* WORK TO COMPLETE: Look through the data below. Pick out the lines holding the string "screenshot".

==================================================

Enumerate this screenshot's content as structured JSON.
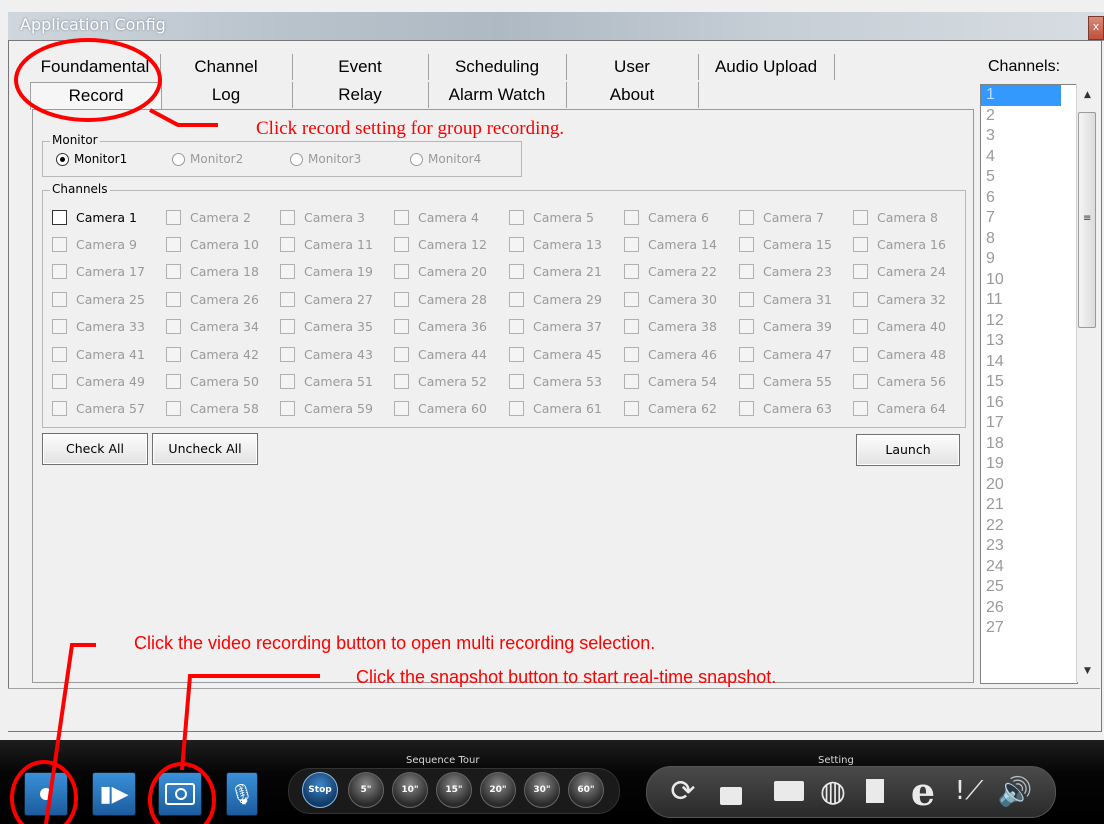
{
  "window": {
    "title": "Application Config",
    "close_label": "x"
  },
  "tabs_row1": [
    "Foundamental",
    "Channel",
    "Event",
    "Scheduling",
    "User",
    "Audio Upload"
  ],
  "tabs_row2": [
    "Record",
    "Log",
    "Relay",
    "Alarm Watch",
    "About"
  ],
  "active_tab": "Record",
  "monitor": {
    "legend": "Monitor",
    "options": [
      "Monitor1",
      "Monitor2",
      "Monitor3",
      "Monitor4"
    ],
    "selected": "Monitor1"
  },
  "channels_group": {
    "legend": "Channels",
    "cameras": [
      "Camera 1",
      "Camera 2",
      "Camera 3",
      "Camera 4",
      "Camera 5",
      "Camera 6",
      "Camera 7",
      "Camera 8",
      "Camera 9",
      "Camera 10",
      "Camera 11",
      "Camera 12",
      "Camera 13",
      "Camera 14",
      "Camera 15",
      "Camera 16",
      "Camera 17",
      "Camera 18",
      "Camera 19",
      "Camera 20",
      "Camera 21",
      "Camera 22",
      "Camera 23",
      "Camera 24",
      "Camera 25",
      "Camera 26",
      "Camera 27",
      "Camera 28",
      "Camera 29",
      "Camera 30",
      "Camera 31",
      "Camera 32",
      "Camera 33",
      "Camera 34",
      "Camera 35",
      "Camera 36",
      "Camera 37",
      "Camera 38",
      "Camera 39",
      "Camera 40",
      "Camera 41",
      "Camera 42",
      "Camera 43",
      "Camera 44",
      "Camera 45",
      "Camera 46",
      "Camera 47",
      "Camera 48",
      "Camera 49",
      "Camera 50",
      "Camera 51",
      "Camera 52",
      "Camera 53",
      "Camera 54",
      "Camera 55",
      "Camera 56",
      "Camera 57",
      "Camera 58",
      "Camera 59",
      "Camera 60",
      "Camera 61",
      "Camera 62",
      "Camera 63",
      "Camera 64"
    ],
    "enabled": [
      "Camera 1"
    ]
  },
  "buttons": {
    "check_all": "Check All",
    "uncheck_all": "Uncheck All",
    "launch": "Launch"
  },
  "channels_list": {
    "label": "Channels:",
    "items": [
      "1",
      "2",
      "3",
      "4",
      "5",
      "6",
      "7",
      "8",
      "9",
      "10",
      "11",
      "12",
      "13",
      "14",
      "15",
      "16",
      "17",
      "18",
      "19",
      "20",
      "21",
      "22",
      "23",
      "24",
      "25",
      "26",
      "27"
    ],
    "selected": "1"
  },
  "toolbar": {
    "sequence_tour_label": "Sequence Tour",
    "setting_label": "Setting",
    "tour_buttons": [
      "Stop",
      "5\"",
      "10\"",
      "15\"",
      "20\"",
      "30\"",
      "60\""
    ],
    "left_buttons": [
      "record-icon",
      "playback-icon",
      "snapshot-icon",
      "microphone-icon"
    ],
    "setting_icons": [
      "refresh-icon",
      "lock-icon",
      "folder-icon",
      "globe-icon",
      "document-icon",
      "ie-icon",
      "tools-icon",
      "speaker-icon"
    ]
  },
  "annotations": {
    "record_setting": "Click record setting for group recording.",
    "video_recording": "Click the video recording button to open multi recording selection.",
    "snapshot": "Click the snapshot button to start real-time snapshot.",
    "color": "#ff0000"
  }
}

==================================================

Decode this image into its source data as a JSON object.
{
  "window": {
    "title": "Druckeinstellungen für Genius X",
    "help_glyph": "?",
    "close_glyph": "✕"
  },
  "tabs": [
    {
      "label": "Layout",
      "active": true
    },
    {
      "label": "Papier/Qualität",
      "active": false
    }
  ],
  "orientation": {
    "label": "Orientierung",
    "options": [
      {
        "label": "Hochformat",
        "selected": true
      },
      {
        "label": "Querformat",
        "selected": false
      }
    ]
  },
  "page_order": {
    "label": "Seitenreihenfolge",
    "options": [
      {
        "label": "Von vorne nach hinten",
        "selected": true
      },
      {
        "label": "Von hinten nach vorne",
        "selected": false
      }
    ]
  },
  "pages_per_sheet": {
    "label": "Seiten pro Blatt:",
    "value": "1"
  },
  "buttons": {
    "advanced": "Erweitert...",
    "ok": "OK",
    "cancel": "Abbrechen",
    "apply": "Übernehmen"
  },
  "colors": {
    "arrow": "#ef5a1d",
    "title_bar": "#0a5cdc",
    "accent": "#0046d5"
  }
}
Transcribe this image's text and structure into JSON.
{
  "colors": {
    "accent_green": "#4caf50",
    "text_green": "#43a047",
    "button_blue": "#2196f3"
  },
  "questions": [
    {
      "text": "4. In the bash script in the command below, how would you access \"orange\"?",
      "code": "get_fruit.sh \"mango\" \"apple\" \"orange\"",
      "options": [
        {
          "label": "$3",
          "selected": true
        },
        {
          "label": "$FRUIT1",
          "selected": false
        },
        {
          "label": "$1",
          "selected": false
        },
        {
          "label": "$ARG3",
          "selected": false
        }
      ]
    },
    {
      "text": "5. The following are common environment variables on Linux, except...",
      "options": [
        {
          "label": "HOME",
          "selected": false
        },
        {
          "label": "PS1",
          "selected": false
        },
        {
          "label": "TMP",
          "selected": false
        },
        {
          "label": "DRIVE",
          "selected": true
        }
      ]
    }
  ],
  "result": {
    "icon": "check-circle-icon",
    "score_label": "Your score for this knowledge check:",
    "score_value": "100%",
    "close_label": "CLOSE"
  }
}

==================================================

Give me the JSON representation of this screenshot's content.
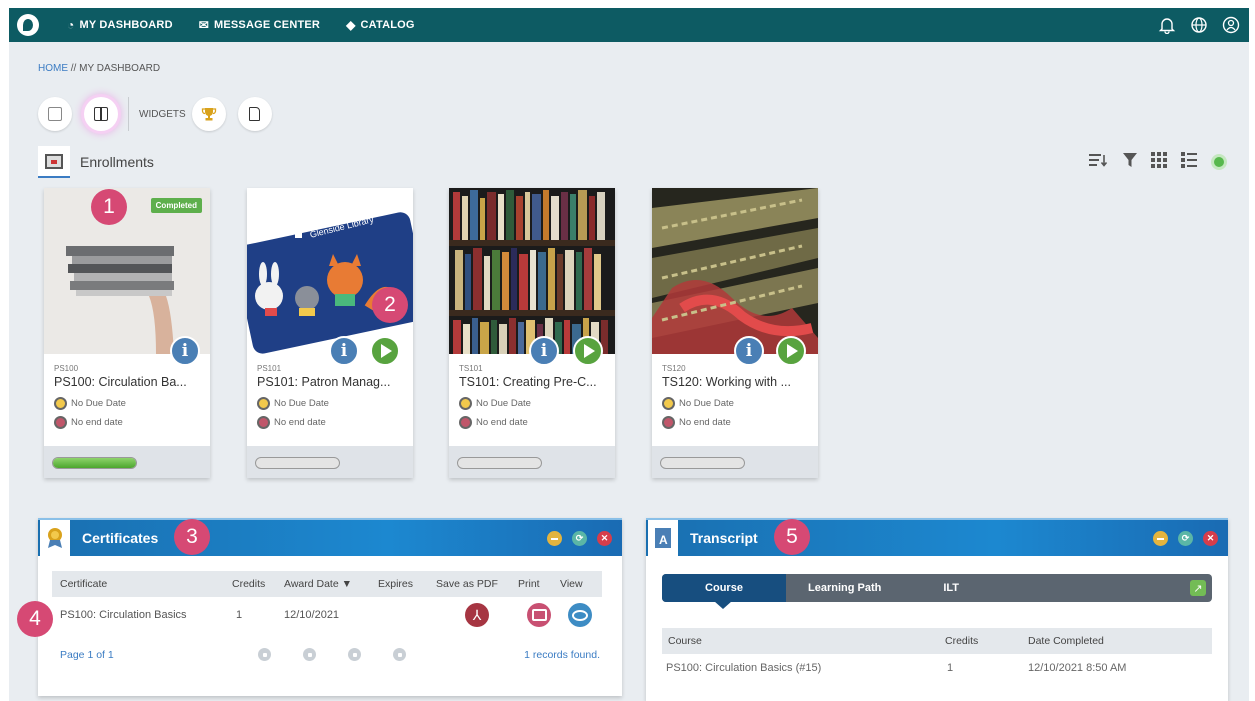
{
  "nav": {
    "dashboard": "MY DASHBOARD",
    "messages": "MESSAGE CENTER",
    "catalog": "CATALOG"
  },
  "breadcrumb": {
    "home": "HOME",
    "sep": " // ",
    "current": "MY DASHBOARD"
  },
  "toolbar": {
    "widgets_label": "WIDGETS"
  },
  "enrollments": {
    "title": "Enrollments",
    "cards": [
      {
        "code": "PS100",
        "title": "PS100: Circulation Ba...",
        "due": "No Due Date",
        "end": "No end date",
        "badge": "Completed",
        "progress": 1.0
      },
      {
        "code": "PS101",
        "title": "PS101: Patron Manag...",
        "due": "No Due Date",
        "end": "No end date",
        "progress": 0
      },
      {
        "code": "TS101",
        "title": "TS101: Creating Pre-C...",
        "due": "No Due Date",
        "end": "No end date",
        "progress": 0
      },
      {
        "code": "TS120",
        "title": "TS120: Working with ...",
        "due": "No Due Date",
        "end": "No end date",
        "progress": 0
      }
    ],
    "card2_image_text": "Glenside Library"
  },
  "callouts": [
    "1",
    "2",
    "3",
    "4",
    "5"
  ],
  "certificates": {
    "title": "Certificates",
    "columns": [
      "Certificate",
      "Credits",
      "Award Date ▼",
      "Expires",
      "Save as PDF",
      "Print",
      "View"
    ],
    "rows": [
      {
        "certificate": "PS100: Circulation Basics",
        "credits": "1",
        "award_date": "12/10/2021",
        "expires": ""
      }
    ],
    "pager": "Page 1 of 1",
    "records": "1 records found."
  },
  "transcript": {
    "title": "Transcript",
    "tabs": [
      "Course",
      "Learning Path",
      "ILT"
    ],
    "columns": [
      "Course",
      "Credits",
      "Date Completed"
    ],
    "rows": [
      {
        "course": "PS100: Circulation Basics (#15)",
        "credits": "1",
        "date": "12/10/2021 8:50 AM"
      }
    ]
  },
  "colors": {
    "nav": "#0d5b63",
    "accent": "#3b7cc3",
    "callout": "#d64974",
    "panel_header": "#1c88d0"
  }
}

==================================================

* EXERCISE RESPONSE:
Enumerate this screenshot's content as structured JSON.
Give me the JSON representation of this screenshot's content.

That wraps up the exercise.